§ STATED EXERCISE:
State how many lines in the listing below include the word "color", and add nothing besides the number.

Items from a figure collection
=-=-=

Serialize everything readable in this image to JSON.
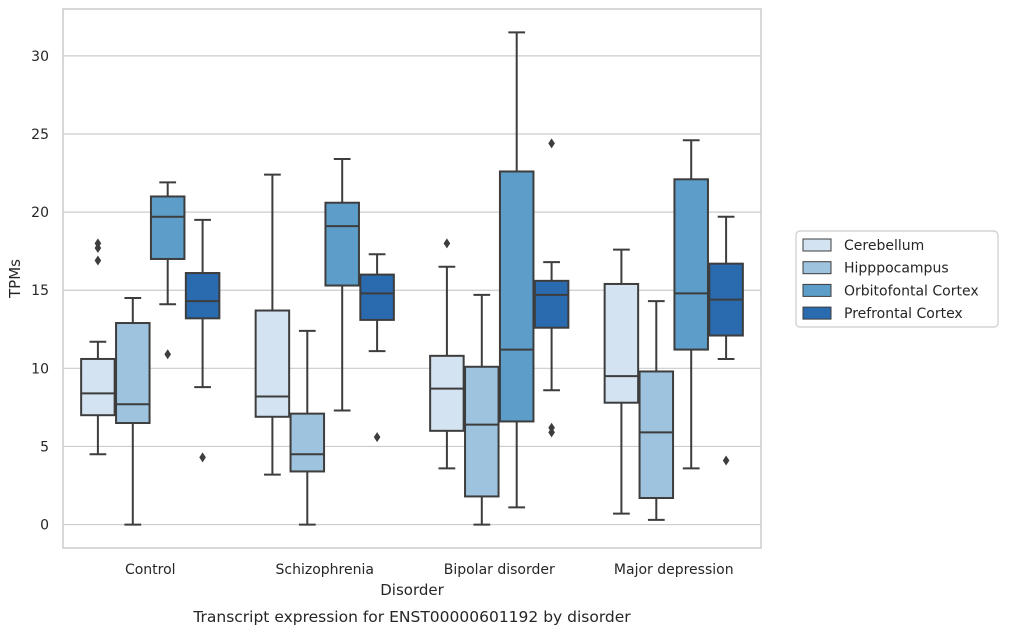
{
  "chart_data": {
    "type": "box",
    "caption": "Transcript expression for ENST00000601192 by disorder",
    "xlabel": "Disorder",
    "ylabel": "TPMs",
    "ylim": [
      -1.5,
      33
    ],
    "yticks": [
      0,
      5,
      10,
      15,
      20,
      25,
      30
    ],
    "grid": "horizontal",
    "legend_position": "right",
    "categories": [
      "Control",
      "Schizophrenia",
      "Bipolar disorder",
      "Major depression"
    ],
    "series": [
      {
        "name": "Cerebellum",
        "color": "#d3e3f2",
        "boxes": [
          {
            "whisker_low": 4.5,
            "q1": 7.0,
            "median": 8.4,
            "q3": 10.6,
            "whisker_high": 11.7,
            "outliers": [
              16.9,
              17.7,
              18.0
            ]
          },
          {
            "whisker_low": 3.2,
            "q1": 6.9,
            "median": 8.2,
            "q3": 13.7,
            "whisker_high": 22.4,
            "outliers": []
          },
          {
            "whisker_low": 3.6,
            "q1": 6.0,
            "median": 8.7,
            "q3": 10.8,
            "whisker_high": 16.5,
            "outliers": [
              18.0
            ]
          },
          {
            "whisker_low": 0.7,
            "q1": 7.8,
            "median": 9.5,
            "q3": 15.4,
            "whisker_high": 17.6,
            "outliers": []
          }
        ]
      },
      {
        "name": "Hipppocampus",
        "color": "#9dc3de",
        "boxes": [
          {
            "whisker_low": 0.0,
            "q1": 6.5,
            "median": 7.7,
            "q3": 12.9,
            "whisker_high": 14.5,
            "outliers": []
          },
          {
            "whisker_low": 0.0,
            "q1": 3.4,
            "median": 4.5,
            "q3": 7.1,
            "whisker_high": 12.4,
            "outliers": []
          },
          {
            "whisker_low": 0.0,
            "q1": 1.8,
            "median": 6.4,
            "q3": 10.1,
            "whisker_high": 14.7,
            "outliers": []
          },
          {
            "whisker_low": 0.3,
            "q1": 1.7,
            "median": 5.9,
            "q3": 9.8,
            "whisker_high": 14.3,
            "outliers": []
          }
        ]
      },
      {
        "name": "Orbitofontal Cortex",
        "color": "#5c9ec9",
        "boxes": [
          {
            "whisker_low": 14.1,
            "q1": 17.0,
            "median": 19.7,
            "q3": 21.0,
            "whisker_high": 21.9,
            "outliers": [
              10.9
            ]
          },
          {
            "whisker_low": 7.3,
            "q1": 15.3,
            "median": 19.1,
            "q3": 20.6,
            "whisker_high": 23.4,
            "outliers": []
          },
          {
            "whisker_low": 1.1,
            "q1": 6.6,
            "median": 11.2,
            "q3": 22.6,
            "whisker_high": 31.5,
            "outliers": []
          },
          {
            "whisker_low": 3.6,
            "q1": 11.2,
            "median": 14.8,
            "q3": 22.1,
            "whisker_high": 24.6,
            "outliers": []
          }
        ]
      },
      {
        "name": "Prefrontal Cortex",
        "color": "#2a6aaf",
        "boxes": [
          {
            "whisker_low": 8.8,
            "q1": 13.2,
            "median": 14.3,
            "q3": 16.1,
            "whisker_high": 19.5,
            "outliers": [
              4.3
            ]
          },
          {
            "whisker_low": 11.1,
            "q1": 13.1,
            "median": 14.8,
            "q3": 16.0,
            "whisker_high": 17.3,
            "outliers": [
              5.6
            ]
          },
          {
            "whisker_low": 8.6,
            "q1": 12.6,
            "median": 14.7,
            "q3": 15.6,
            "whisker_high": 16.8,
            "outliers": [
              5.9,
              6.2,
              24.4
            ]
          },
          {
            "whisker_low": 10.6,
            "q1": 12.1,
            "median": 14.4,
            "q3": 16.7,
            "whisker_high": 19.7,
            "outliers": [
              4.1
            ]
          }
        ]
      }
    ]
  }
}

=-=-=

§ RESPONSE:
4